▸ **Input rows**
-=-=-=-=-

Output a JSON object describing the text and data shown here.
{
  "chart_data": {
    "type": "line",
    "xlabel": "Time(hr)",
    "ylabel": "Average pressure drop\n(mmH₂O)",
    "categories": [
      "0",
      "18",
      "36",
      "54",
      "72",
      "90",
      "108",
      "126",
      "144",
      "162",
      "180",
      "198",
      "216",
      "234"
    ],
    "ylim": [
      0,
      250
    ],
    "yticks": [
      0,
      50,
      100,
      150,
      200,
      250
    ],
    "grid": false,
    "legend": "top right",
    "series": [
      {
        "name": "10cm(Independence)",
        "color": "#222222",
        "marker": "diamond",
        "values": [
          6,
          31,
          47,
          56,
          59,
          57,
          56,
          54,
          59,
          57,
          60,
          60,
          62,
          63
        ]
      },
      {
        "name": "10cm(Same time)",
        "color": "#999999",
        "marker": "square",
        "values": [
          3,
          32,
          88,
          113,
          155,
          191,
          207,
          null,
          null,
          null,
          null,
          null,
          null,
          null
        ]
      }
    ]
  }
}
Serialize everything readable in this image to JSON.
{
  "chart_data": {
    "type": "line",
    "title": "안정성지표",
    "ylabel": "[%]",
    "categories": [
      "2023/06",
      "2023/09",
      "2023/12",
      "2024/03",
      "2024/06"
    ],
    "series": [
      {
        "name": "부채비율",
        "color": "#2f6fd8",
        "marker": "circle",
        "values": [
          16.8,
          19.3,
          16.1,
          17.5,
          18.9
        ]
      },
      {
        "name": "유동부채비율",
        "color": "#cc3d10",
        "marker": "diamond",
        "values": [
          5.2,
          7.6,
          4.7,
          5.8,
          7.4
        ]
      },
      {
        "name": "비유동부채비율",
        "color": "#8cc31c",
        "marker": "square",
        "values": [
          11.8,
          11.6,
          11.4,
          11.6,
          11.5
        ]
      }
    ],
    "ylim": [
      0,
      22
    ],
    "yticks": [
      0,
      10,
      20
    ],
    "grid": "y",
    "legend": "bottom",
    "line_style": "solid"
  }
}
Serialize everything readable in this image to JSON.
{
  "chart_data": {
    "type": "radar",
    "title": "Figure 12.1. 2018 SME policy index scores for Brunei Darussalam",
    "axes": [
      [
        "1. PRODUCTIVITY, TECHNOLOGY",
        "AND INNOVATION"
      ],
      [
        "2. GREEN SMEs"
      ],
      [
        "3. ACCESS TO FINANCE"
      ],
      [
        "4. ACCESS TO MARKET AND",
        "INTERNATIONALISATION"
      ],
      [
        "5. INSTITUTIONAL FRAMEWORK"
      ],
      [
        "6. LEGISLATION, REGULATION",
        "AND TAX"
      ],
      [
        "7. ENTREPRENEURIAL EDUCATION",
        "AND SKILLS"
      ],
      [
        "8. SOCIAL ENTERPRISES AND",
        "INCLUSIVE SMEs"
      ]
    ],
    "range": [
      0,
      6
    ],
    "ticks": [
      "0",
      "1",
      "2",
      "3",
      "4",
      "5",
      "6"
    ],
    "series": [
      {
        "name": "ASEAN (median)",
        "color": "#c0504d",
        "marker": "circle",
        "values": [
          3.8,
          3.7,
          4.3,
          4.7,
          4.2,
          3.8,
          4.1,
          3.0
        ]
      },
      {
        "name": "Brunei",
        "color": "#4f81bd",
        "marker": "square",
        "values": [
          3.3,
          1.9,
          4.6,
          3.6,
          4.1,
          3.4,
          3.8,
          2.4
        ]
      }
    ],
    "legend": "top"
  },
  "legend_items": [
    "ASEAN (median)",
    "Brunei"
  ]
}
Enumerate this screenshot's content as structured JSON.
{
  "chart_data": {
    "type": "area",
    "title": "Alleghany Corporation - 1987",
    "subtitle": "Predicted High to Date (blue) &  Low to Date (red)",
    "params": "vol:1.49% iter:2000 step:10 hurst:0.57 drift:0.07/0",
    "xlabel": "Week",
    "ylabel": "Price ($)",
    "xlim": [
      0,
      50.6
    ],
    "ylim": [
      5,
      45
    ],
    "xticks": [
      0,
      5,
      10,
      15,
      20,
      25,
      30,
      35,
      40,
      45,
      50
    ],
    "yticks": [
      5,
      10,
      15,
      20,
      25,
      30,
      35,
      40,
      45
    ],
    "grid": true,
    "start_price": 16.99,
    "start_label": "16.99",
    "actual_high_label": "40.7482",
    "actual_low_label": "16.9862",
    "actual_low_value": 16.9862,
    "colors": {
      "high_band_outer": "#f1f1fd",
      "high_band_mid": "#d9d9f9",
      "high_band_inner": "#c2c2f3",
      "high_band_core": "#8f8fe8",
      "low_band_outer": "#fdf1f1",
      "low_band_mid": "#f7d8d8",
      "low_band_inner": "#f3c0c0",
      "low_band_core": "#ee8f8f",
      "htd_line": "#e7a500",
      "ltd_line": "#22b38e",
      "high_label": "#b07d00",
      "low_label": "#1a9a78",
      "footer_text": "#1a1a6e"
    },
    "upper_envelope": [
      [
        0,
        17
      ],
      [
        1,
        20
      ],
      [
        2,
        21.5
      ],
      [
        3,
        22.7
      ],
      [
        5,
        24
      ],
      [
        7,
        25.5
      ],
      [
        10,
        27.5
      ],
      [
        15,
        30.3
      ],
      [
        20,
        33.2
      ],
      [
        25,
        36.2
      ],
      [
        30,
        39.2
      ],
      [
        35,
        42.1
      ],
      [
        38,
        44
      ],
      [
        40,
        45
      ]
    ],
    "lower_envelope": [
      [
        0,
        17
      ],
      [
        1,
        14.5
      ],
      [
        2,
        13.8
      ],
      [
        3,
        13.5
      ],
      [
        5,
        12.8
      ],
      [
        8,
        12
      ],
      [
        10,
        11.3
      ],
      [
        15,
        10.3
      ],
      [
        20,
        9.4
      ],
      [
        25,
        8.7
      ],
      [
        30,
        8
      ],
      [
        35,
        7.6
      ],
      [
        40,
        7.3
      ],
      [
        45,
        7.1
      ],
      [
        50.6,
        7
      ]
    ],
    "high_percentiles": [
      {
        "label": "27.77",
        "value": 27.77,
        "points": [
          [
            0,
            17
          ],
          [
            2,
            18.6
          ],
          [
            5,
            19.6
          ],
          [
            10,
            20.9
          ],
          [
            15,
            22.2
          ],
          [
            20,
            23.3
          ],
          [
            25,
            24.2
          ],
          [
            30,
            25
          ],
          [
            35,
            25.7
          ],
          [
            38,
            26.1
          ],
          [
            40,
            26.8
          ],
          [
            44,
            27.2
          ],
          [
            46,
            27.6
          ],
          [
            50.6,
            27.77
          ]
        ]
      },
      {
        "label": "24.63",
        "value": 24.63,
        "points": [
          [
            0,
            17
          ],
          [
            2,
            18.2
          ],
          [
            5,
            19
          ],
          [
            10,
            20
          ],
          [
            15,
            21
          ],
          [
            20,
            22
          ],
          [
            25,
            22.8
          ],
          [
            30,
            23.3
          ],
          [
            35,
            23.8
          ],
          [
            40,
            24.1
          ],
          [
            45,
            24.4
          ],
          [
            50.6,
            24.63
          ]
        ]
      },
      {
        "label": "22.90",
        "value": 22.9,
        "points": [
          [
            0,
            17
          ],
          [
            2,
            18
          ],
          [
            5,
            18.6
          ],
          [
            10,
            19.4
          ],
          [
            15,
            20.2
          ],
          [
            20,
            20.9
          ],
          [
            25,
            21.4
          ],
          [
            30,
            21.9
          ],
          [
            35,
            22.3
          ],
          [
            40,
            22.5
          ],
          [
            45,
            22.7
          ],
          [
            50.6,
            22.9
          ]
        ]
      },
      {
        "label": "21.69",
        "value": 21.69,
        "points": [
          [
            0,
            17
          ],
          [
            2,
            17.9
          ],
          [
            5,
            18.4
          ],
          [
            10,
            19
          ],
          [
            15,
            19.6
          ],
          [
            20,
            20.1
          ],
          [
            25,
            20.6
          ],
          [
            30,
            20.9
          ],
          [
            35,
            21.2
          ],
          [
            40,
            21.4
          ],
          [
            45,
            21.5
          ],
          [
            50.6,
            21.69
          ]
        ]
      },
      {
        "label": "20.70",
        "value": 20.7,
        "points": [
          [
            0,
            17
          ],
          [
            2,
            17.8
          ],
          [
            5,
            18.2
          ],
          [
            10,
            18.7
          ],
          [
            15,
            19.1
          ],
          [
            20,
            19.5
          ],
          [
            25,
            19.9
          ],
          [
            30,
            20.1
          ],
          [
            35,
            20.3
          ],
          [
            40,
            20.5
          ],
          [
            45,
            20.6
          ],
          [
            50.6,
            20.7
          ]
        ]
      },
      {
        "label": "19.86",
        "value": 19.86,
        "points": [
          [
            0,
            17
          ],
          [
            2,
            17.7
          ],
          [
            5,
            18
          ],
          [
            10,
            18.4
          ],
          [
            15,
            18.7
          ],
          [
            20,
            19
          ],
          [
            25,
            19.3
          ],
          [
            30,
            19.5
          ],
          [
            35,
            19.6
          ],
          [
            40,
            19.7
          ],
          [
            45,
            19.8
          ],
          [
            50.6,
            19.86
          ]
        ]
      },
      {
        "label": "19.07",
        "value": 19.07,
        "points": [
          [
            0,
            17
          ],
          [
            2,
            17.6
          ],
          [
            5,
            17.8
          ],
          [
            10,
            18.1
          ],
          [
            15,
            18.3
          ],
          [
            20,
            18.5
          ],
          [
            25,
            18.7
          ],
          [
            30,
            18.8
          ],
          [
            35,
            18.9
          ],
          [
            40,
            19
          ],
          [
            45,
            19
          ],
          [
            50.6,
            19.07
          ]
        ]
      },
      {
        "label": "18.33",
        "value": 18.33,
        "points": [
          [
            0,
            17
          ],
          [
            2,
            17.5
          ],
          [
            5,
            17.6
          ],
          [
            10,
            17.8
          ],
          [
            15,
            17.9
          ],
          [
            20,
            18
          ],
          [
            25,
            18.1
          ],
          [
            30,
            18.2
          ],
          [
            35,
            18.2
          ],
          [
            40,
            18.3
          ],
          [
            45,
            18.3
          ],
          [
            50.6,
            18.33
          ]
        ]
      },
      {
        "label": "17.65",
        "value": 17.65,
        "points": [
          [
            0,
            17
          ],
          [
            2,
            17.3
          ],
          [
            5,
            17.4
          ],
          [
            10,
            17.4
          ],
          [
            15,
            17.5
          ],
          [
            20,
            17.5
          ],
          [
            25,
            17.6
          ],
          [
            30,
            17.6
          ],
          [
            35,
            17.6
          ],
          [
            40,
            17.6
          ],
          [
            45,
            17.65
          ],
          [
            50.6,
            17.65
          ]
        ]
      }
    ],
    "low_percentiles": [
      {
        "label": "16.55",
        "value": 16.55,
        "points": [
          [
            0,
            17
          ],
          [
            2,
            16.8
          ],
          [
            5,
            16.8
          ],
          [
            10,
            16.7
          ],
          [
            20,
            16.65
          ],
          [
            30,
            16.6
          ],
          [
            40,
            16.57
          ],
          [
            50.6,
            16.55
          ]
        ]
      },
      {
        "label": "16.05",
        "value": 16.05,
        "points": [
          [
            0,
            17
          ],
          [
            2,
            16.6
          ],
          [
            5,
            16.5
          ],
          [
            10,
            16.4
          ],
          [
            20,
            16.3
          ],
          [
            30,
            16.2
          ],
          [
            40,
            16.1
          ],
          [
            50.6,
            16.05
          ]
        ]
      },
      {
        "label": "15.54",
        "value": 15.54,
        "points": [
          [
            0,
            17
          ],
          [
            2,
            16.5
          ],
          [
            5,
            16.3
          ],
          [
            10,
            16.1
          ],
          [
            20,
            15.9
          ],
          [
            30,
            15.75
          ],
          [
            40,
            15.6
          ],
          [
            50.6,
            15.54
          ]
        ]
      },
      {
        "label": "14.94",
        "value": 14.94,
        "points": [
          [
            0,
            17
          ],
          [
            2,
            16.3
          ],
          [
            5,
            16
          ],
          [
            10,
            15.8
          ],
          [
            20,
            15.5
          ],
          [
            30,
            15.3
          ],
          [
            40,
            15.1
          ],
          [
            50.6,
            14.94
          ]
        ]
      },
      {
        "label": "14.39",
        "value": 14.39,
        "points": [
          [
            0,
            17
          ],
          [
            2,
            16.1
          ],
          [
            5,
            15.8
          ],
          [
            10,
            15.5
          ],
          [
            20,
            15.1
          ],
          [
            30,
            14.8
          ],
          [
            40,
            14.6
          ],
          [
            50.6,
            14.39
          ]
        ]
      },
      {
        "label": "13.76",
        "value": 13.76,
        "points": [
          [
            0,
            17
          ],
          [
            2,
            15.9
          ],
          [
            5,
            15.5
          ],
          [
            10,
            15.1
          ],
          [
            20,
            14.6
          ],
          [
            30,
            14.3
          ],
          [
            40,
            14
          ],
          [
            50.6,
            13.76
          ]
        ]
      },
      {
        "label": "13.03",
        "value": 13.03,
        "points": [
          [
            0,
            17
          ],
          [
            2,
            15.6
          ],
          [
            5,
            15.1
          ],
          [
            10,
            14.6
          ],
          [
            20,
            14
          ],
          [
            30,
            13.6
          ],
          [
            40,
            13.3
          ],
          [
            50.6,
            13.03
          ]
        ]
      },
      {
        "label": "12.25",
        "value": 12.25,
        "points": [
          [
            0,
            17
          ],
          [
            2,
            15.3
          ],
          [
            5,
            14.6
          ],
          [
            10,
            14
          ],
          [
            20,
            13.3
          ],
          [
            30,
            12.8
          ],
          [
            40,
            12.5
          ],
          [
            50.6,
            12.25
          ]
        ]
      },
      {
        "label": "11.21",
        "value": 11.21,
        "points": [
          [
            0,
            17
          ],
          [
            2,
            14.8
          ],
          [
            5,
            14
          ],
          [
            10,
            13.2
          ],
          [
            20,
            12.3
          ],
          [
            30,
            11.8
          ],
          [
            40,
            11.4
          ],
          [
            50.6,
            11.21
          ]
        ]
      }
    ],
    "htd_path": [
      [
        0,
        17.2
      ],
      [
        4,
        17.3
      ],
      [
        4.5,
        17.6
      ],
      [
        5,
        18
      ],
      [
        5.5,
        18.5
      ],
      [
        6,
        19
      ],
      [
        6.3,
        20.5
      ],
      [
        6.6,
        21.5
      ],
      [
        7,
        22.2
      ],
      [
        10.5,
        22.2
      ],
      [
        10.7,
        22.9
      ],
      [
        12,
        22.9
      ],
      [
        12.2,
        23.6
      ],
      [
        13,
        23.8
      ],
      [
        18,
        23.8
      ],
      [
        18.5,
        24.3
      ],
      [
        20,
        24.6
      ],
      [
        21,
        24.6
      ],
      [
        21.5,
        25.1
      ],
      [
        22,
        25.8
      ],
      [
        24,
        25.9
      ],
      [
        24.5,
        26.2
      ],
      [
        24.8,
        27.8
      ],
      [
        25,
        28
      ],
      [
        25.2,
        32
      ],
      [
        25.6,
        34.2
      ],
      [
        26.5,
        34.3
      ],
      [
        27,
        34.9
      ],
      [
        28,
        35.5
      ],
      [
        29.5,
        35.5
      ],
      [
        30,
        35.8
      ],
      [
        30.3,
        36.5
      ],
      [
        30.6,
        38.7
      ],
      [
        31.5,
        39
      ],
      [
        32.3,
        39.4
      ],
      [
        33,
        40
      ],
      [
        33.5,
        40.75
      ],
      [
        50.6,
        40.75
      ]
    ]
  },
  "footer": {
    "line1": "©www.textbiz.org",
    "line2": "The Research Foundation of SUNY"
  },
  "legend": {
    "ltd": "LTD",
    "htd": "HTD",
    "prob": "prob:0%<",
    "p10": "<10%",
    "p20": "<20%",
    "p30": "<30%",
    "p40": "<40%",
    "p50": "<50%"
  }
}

-=-=-=-=-

▸ **What is required**
Say the number of lines in the records above that include the string "JSON", and no more.

▸ **Response to this task**
4